* _WHAT IS BEING ASKED_:
Write out every entry word for word.

-*-*-

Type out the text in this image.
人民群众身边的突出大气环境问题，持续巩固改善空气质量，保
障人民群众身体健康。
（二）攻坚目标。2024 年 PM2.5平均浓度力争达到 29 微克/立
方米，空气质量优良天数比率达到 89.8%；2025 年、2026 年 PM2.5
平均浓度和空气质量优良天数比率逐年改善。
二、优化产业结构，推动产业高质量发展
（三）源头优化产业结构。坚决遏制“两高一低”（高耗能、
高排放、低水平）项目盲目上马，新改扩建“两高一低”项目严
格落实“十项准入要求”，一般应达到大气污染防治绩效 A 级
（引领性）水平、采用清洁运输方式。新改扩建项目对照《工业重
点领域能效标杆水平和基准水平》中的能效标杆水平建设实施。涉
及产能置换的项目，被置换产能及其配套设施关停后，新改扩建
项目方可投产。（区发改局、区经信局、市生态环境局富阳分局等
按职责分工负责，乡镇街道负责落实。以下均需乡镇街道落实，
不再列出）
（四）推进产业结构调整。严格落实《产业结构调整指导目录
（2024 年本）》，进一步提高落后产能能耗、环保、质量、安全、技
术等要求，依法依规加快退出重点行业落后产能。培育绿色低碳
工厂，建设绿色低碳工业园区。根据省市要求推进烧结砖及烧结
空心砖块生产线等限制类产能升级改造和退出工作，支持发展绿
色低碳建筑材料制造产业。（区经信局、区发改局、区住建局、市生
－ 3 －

-*-*-

* _OUTPUT OF THE TASK_:
Type out the text in this image.
人民群众身边的突出大气环境问题，持续巩固改善空气质量，保
障人民群众身体健康。
（二）攻坚目标。2024 年 PM2.5平均浓度力争达到 29 微克/立
方米，空气质量优良天数比率达到 89.8%；2025 年、2026 年 PM2.5
平均浓度和空气质量优良天数比率逐年改善。
二、优化产业结构，推动产业高质量发展
（三）源头优化产业结构。坚决遏制“两高一低”（高耗能、
高排放、低水平）项目盲目上马，新改扩建“两高一低”项目严
格落实“十项准入要求”，一般应达到大气污染防治绩效 A 级
（引领性）水平、采用清洁运输方式。新改扩建项目对照《工业重
点领域能效标杆水平和基准水平》中的能效标杆水平建设实施。涉
及产能置换的项目，被置换产能及其配套设施关停后，新改扩建
项目方可投产。（区发改局、区经信局、市生态环境局富阳分局等
按职责分工负责，乡镇街道负责落实。以下均需乡镇街道落实，
不再列出）
（四）推进产业结构调整。严格落实《产业结构调整指导目录
（2024 年本）》，进一步提高落后产能能耗、环保、质量、安全、技
术等要求，依法依规加快退出重点行业落后产能。培育绿色低碳
工厂，建设绿色低碳工业园区。根据省市要求推进烧结砖及烧结
空心砖块生产线等限制类产能升级改造和退出工作，支持发展绿
色低碳建筑材料制造产业。（区经信局、区发改局、区住建局、市生
－ 3 －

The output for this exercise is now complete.